• [MATERIAL SUPPLIED]:
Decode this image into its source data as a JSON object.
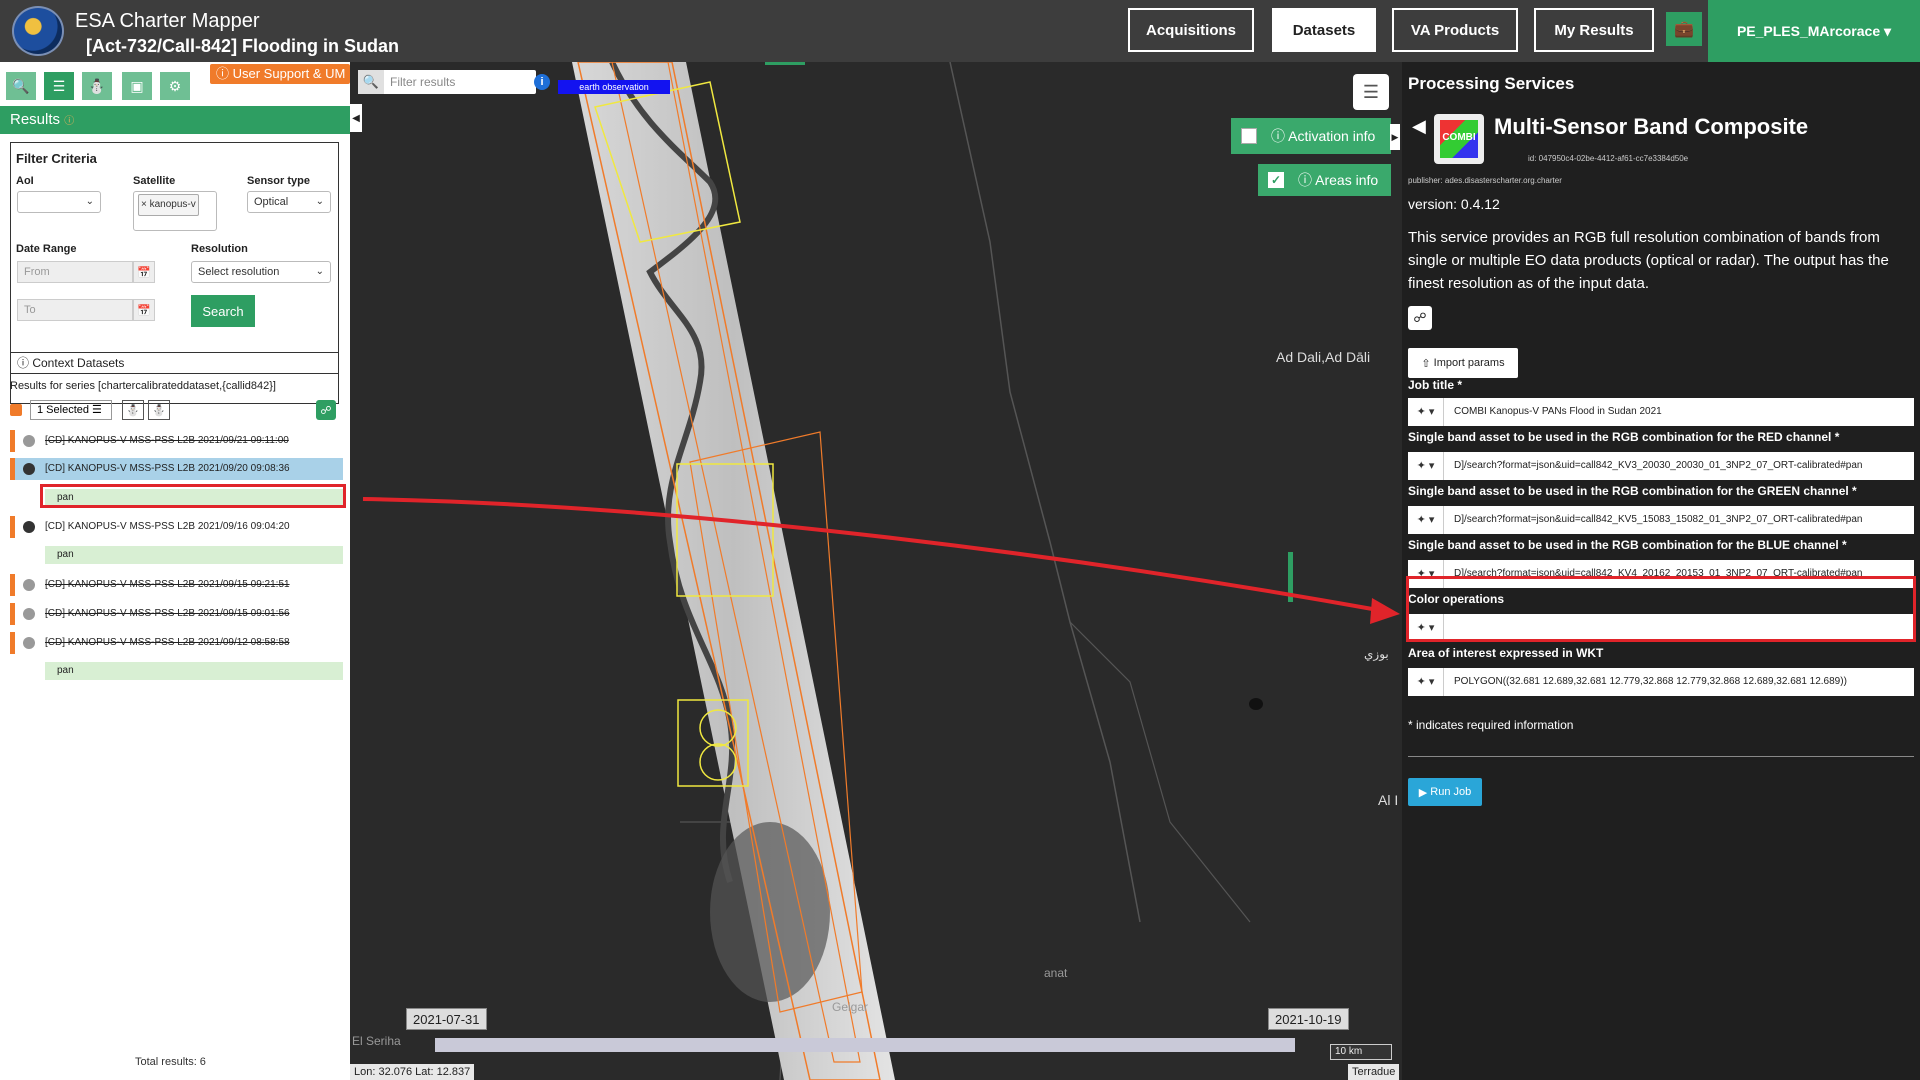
{
  "header": {
    "app_title": "ESA Charter Mapper",
    "subtitle": "[Act-732/Call-842] Flooding in Sudan",
    "nav": [
      "Acquisitions",
      "Datasets",
      "VA Products",
      "My Results"
    ],
    "active_nav": "Datasets",
    "user": "PE_PLES_MArcorace ▾"
  },
  "left": {
    "support_label": "ⓘ User Support & UM",
    "results_label": "Results",
    "filter_title": "Filter Criteria",
    "aoi_label": "AoI",
    "satellite_label": "Satellite",
    "satellite_value": "× kanopus-v",
    "sensor_label": "Sensor type",
    "sensor_value": "Optical",
    "date_label": "Date Range",
    "from_placeholder": "From",
    "to_placeholder": "To",
    "resolution_label": "Resolution",
    "resolution_value": "Select resolution",
    "search_label": "Search",
    "context_label": "Context Datasets",
    "series_text": "Results for series [chartercalibrateddataset,{callid842}]",
    "selected_label": "1 Selected",
    "items": [
      {
        "label": "[CD] KANOPUS-V MSS-PSS L2B 2021/09/21 09:11:00",
        "strike": true
      },
      {
        "label": "[CD] KANOPUS-V MSS-PSS L2B 2021/09/20 09:08:36",
        "strike": false,
        "highlight": true
      },
      {
        "label": "[CD] KANOPUS-V MSS-PSS L2B 2021/09/16 09:04:20",
        "strike": false
      },
      {
        "label": "[CD] KANOPUS-V MSS-PSS L2B 2021/09/15 09:21:51",
        "strike": true
      },
      {
        "label": "[CD] KANOPUS-V MSS-PSS L2B 2021/09/15 09:01:56",
        "strike": true
      },
      {
        "label": "[CD] KANOPUS-V MSS-PSS L2B 2021/09/12 08:58:58",
        "strike": true
      }
    ],
    "pan_label": "pan",
    "total": "Total results: 6"
  },
  "map": {
    "filter_placeholder": "Filter results",
    "eo_tag": "earth observation",
    "activation_info": "ⓘ Activation info",
    "areas_info": "ⓘ Areas info",
    "places": [
      "Ad Dali,Ad Dāli",
      "بوزي",
      "Al I",
      "Geigar",
      "El Seriha",
      "anat"
    ],
    "date_start": "2021-07-31",
    "date_end": "2021-10-19",
    "scale": "10 km",
    "coords": "Lon: 32.076 Lat: 12.837",
    "attribution": "Terradue"
  },
  "right": {
    "panel_title": "Processing Services",
    "service_name": "Multi-Sensor Band Composite",
    "icon_label": "COMBI",
    "service_id": "id: 047950c4-02be-4412-af61-cc7e3384d50e",
    "publisher": "publisher: ades.disasterscharter.org.charter",
    "version": "version: 0.4.12",
    "description": "This service provides an RGB full resolution combination of bands from single or multiple EO data products (optical or radar). The output has the finest resolution as of the input data.",
    "import_label": "Import params",
    "fields": [
      {
        "label": "Job title *",
        "value": "COMBI Kanopus-V PANs Flood in Sudan 2021"
      },
      {
        "label": "Single band asset to be used in the RGB combination for the RED channel *",
        "value": "D]/search?format=json&uid=call842_KV3_20030_20030_01_3NP2_07_ORT-calibrated#pan"
      },
      {
        "label": "Single band asset to be used in the RGB combination for the GREEN channel *",
        "value": "D]/search?format=json&uid=call842_KV5_15083_15082_01_3NP2_07_ORT-calibrated#pan"
      },
      {
        "label": "Single band asset to be used in the RGB combination for the BLUE channel *",
        "value": "D]/search?format=json&uid=call842_KV4_20162_20153_01_3NP2_07_ORT-calibrated#pan"
      },
      {
        "label": "Color operations",
        "value": ""
      },
      {
        "label": "Area of interest expressed in WKT",
        "value": "POLYGON((32.681 12.689,32.681 12.779,32.868 12.779,32.868 12.689,32.681 12.689))"
      }
    ],
    "required_note": "* indicates required information",
    "run_label": "Run Job"
  },
  "colors": {
    "brand_green": "#2e9e62",
    "orange": "#f07b2a",
    "annotation_red": "#e0242a"
  }
}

• [EXERCISE REQUIREMENTS]:
Copy out the whole listing exactly, and don't carry over any pictures.

• [ANSWER TO THE TASK]:
Decode this image into its source data as a JSON object.
{
  "header": {
    "app_title": "ESA Charter Mapper",
    "subtitle": "[Act-732/Call-842] Flooding in Sudan",
    "nav": [
      "Acquisitions",
      "Datasets",
      "VA Products",
      "My Results"
    ],
    "active_nav": "Datasets",
    "user": "PE_PLES_MArcorace ▾"
  },
  "left": {
    "support_label": "ⓘ User Support & UM",
    "results_label": "Results",
    "filter_title": "Filter Criteria",
    "aoi_label": "AoI",
    "satellite_label": "Satellite",
    "satellite_value": "× kanopus-v",
    "sensor_label": "Sensor type",
    "sensor_value": "Optical",
    "date_label": "Date Range",
    "from_placeholder": "From",
    "to_placeholder": "To",
    "resolution_label": "Resolution",
    "resolution_value": "Select resolution",
    "search_label": "Search",
    "context_label": "Context Datasets",
    "series_text": "Results for series [chartercalibrateddataset,{callid842}]",
    "selected_label": "1 Selected",
    "items": [
      {
        "label": "[CD] KANOPUS-V MSS-PSS L2B 2021/09/21 09:11:00",
        "strike": true
      },
      {
        "label": "[CD] KANOPUS-V MSS-PSS L2B 2021/09/20 09:08:36",
        "strike": false,
        "highlight": true
      },
      {
        "label": "[CD] KANOPUS-V MSS-PSS L2B 2021/09/16 09:04:20",
        "strike": false
      },
      {
        "label": "[CD] KANOPUS-V MSS-PSS L2B 2021/09/15 09:21:51",
        "strike": true
      },
      {
        "label": "[CD] KANOPUS-V MSS-PSS L2B 2021/09/15 09:01:56",
        "strike": true
      },
      {
        "label": "[CD] KANOPUS-V MSS-PSS L2B 2021/09/12 08:58:58",
        "strike": true
      }
    ],
    "pan_label": "pan",
    "total": "Total results: 6"
  },
  "map": {
    "filter_placeholder": "Filter results",
    "eo_tag": "earth observation",
    "activation_info": "ⓘ Activation info",
    "areas_info": "ⓘ Areas info",
    "places": [
      "Ad Dali,Ad Dāli",
      "بوزي",
      "Al I",
      "Geigar",
      "El Seriha",
      "anat"
    ],
    "date_start": "2021-07-31",
    "date_end": "2021-10-19",
    "scale": "10 km",
    "coords": "Lon: 32.076 Lat: 12.837",
    "attribution": "Terradue"
  },
  "right": {
    "panel_title": "Processing Services",
    "service_name": "Multi-Sensor Band Composite",
    "icon_label": "COMBI",
    "service_id": "id: 047950c4-02be-4412-af61-cc7e3384d50e",
    "publisher": "publisher: ades.disasterscharter.org.charter",
    "version": "version: 0.4.12",
    "description": "This service provides an RGB full resolution combination of bands from single or multiple EO data products (optical or radar). The output has the finest resolution as of the input data.",
    "import_label": "Import params",
    "fields": [
      {
        "label": "Job title *",
        "value": "COMBI Kanopus-V PANs Flood in Sudan 2021"
      },
      {
        "label": "Single band asset to be used in the RGB combination for the RED channel *",
        "value": "D]/search?format=json&uid=call842_KV3_20030_20030_01_3NP2_07_ORT-calibrated#pan"
      },
      {
        "label": "Single band asset to be used in the RGB combination for the GREEN channel *",
        "value": "D]/search?format=json&uid=call842_KV5_15083_15082_01_3NP2_07_ORT-calibrated#pan"
      },
      {
        "label": "Single band asset to be used in the RGB combination for the BLUE channel *",
        "value": "D]/search?format=json&uid=call842_KV4_20162_20153_01_3NP2_07_ORT-calibrated#pan"
      },
      {
        "label": "Color operations",
        "value": ""
      },
      {
        "label": "Area of interest expressed in WKT",
        "value": "POLYGON((32.681 12.689,32.681 12.779,32.868 12.779,32.868 12.689,32.681 12.689))"
      }
    ],
    "required_note": "* indicates required information",
    "run_label": "Run Job"
  },
  "colors": {
    "brand_green": "#2e9e62",
    "orange": "#f07b2a",
    "annotation_red": "#e0242a"
  }
}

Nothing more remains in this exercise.